Word for word, quote all of the material, omitting the pictures.
━━ Records to process ━━
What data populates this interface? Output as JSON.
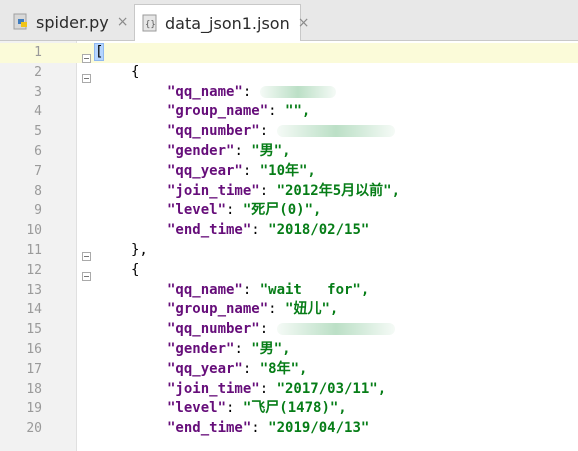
{
  "tabs": [
    {
      "label": "spider.py",
      "close": "×",
      "active": false
    },
    {
      "label": "data_json1.json",
      "close": "×",
      "active": true
    }
  ],
  "colors": {
    "key": "#660e7a",
    "string": "#067d17",
    "current_line": "#fbfbd9",
    "gutter": "#f2f2f2"
  },
  "icons": {
    "python_file": "python-file-icon",
    "json_file": "json-file-icon",
    "fold_marker": "fold-marker-icon"
  },
  "editor": {
    "lines": [
      {
        "n": "1",
        "t": "["
      },
      {
        "n": "2",
        "t": "{"
      },
      {
        "n": "3",
        "k": "\"qq_name\"",
        "v": ""
      },
      {
        "n": "4",
        "k": "\"group_name\"",
        "v": "\"\","
      },
      {
        "n": "5",
        "k": "\"qq_number\"",
        "v": ""
      },
      {
        "n": "6",
        "k": "\"gender\"",
        "v": "\"男\","
      },
      {
        "n": "7",
        "k": "\"qq_year\"",
        "v": "\"10年\","
      },
      {
        "n": "8",
        "k": "\"join_time\"",
        "v": "\"2012年5月以前\","
      },
      {
        "n": "9",
        "k": "\"level\"",
        "v": "\"死尸(0)\","
      },
      {
        "n": "10",
        "k": "\"end_time\"",
        "v": "\"2018/02/15\""
      },
      {
        "n": "11",
        "t": "},"
      },
      {
        "n": "12",
        "t": "{"
      },
      {
        "n": "13",
        "k": "\"qq_name\"",
        "v": "\"wait   for\","
      },
      {
        "n": "14",
        "k": "\"group_name\"",
        "v": "\"妞儿\","
      },
      {
        "n": "15",
        "k": "\"qq_number\"",
        "v": ""
      },
      {
        "n": "16",
        "k": "\"gender\"",
        "v": "\"男\","
      },
      {
        "n": "17",
        "k": "\"qq_year\"",
        "v": "\"8年\","
      },
      {
        "n": "18",
        "k": "\"join_time\"",
        "v": "\"2017/03/11\","
      },
      {
        "n": "19",
        "k": "\"level\"",
        "v": "\"飞尸(1478)\","
      },
      {
        "n": "20",
        "k": "\"end_time\"",
        "v": "\"2019/04/13\""
      }
    ]
  }
}
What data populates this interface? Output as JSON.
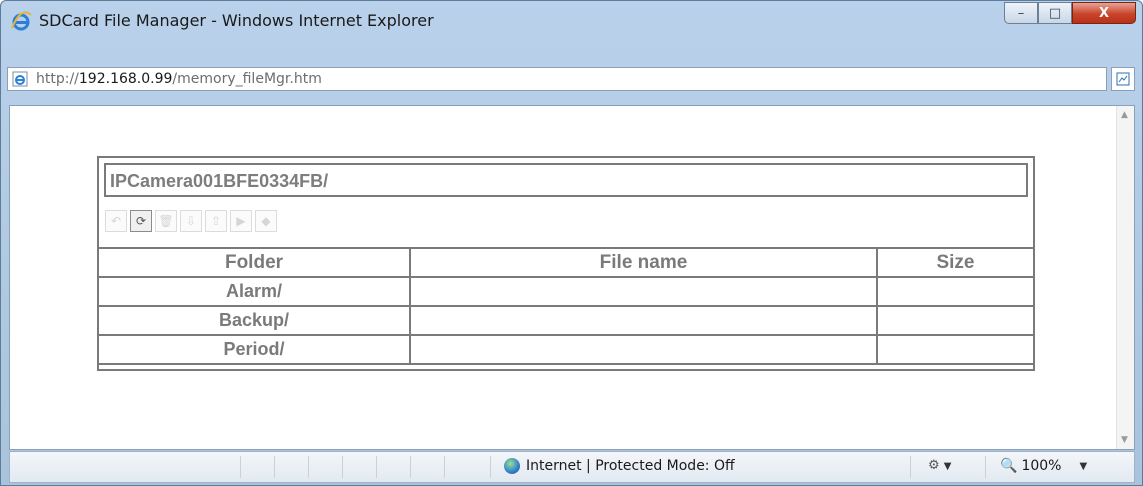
{
  "window": {
    "title": "SDCard File Manager - Windows Internet Explorer",
    "controls": {
      "minimize": "–",
      "maximize": "□",
      "close": "X"
    }
  },
  "address": {
    "prefix": "http://",
    "host": "192.168.0.99",
    "path": "/memory_fileMgr.htm"
  },
  "file_manager": {
    "current_path": "IPCamera001BFE0334FB/",
    "toolbar": [
      {
        "icon": "undo-icon",
        "glyph": "↶",
        "enabled": false
      },
      {
        "icon": "refresh-icon",
        "glyph": "⟳",
        "enabled": true
      },
      {
        "icon": "delete-icon",
        "glyph": "🗑",
        "enabled": false
      },
      {
        "icon": "download-icon",
        "glyph": "⇩",
        "enabled": false
      },
      {
        "icon": "upload-icon",
        "glyph": "⇧",
        "enabled": false
      },
      {
        "icon": "play-icon",
        "glyph": "▶",
        "enabled": false
      },
      {
        "icon": "save-icon",
        "glyph": "◆",
        "enabled": false
      }
    ],
    "columns": {
      "folder": "Folder",
      "file_name": "File name",
      "size": "Size"
    },
    "rows": [
      {
        "folder": "Alarm/",
        "file_name": "",
        "size": ""
      },
      {
        "folder": "Backup/",
        "file_name": "",
        "size": ""
      },
      {
        "folder": "Period/",
        "file_name": "",
        "size": ""
      }
    ]
  },
  "statusbar": {
    "zone": "Internet | Protected Mode: Off",
    "zoom": "100%"
  }
}
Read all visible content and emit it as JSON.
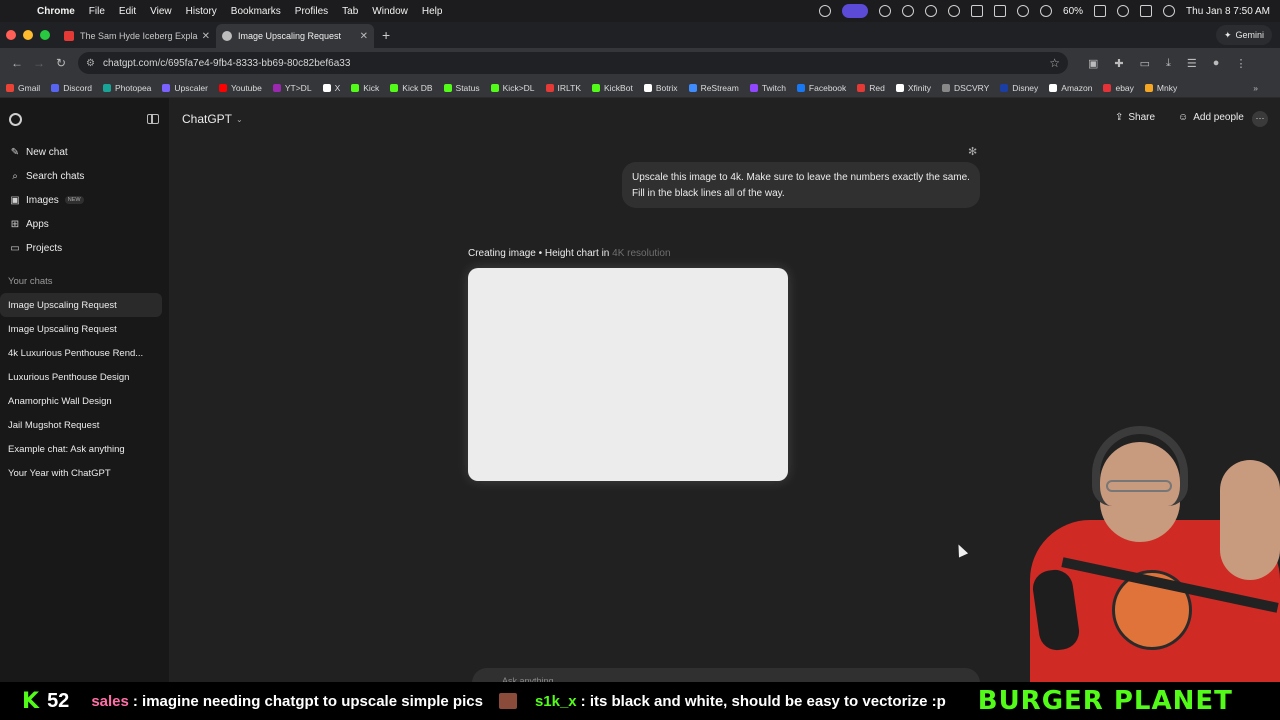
━━━
- [Output of the exercise]
What data populates this interface? Output as JSON.
{
  "tabs": [
    {
      "label": "spider.py",
      "close": "×",
      "active": false
    },
    {
      "label": "data_json1.json",
      "close": "×",
      "active": true
    }
  ],
  "colors": {
    "key": "#660e7a",
    "string": "#067d17",
    "current_line": "#fbfbd9",
    "gutter": "#f2f2f2"
  },
  "icons": {
    "python_file": "python-file-icon",
    "json_file": "json-file-icon",
    "fold_marker": "fold-marker-icon"
  },
  "editor": {
    "lines": [
      {
        "n": "1",
        "t": "["
      },
      {
        "n": "2",
        "t": "{"
      },
      {
        "n": "3",
        "k": "\"qq_name\"",
        "v": ""
      },
      {
        "n": "4",
        "k": "\"group_name\"",
        "v": "\"\","
      },
      {
        "n": "5",
        "k": "\"qq_number\"",
        "v": ""
      },
      {
        "n": "6",
        "k": "\"gender\"",
        "v": "\"男\","
      },
      {
        "n": "7",
        "k": "\"qq_year\"",
        "v": "\"10年\","
      },
      {
        "n": "8",
        "k": "\"join_time\"",
        "v": "\"2012年5月以前\","
      },
      {
        "n": "9",
        "k": "\"level\"",
        "v": "\"死尸(0)\","
      },
      {
        "n": "10",
        "k": "\"end_time\"",
        "v": "\"2018/02/15\""
      },
      {
        "n": "11",
        "t": "},"
      },
      {
        "n": "12",
        "t": "{"
      },
      {
        "n": "13",
        "k": "\"qq_name\"",
        "v": "\"wait   for\","
      },
      {
        "n": "14",
        "k": "\"group_name\"",
        "v": "\"妞儿\","
      },
      {
        "n": "15",
        "k": "\"qq_number\"",
        "v": ""
      },
      {
        "n": "16",
        "k": "\"gender\"",
        "v": "\"男\","
      },
      {
        "n": "17",
        "k": "\"qq_year\"",
        "v": "\"8年\","
      },
      {
        "n": "18",
        "k": "\"join_time\"",
        "v": "\"2017/03/11\","
      },
      {
        "n": "19",
        "k": "\"level\"",
        "v": "\"飞尸(1478)\","
      },
      {
        "n": "20",
        "k": "\"end_time\"",
        "v": "\"2019/04/13\""
      }
    ]
  }
}
What data populates this interface? Output as JSON.
{
  "window": {
    "title": "SDCard File Manager - Windows Internet Explorer",
    "controls": {
      "minimize": "–",
      "maximize": "□",
      "close": "X"
    }
  },
  "address": {
    "prefix": "http://",
    "host": "192.168.0.99",
    "path": "/memory_fileMgr.htm"
  },
  "file_manager": {
    "current_path": "IPCamera001BFE0334FB/",
    "toolbar": [
      {
        "icon": "undo-icon",
        "glyph": "↶",
        "enabled": false
      },
      {
        "icon": "refresh-icon",
        "glyph": "⟳",
        "enabled": true
      },
      {
        "icon": "delete-icon",
        "glyph": "🗑",
        "enabled": false
      },
      {
        "icon": "download-icon",
        "glyph": "⇩",
        "enabled": false
      },
      {
        "icon": "upload-icon",
        "glyph": "⇧",
        "enabled": false
      },
      {
        "icon": "play-icon",
        "glyph": "▶",
        "enabled": false
      },
      {
        "icon": "save-icon",
        "glyph": "◆",
        "enabled": false
      }
    ],
    "columns": {
      "folder": "Folder",
      "file_name": "File name",
      "size": "Size"
    },
    "rows": [
      {
        "folder": "Alarm/",
        "file_name": "",
        "size": ""
      },
      {
        "folder": "Backup/",
        "file_name": "",
        "size": ""
      },
      {
        "folder": "Period/",
        "file_name": "",
        "size": ""
      }
    ]
  },
  "statusbar": {
    "zone": "Internet | Protected Mode: Off",
    "zoom": "100%"
  }
}
Read all visible content and emit it as JSON.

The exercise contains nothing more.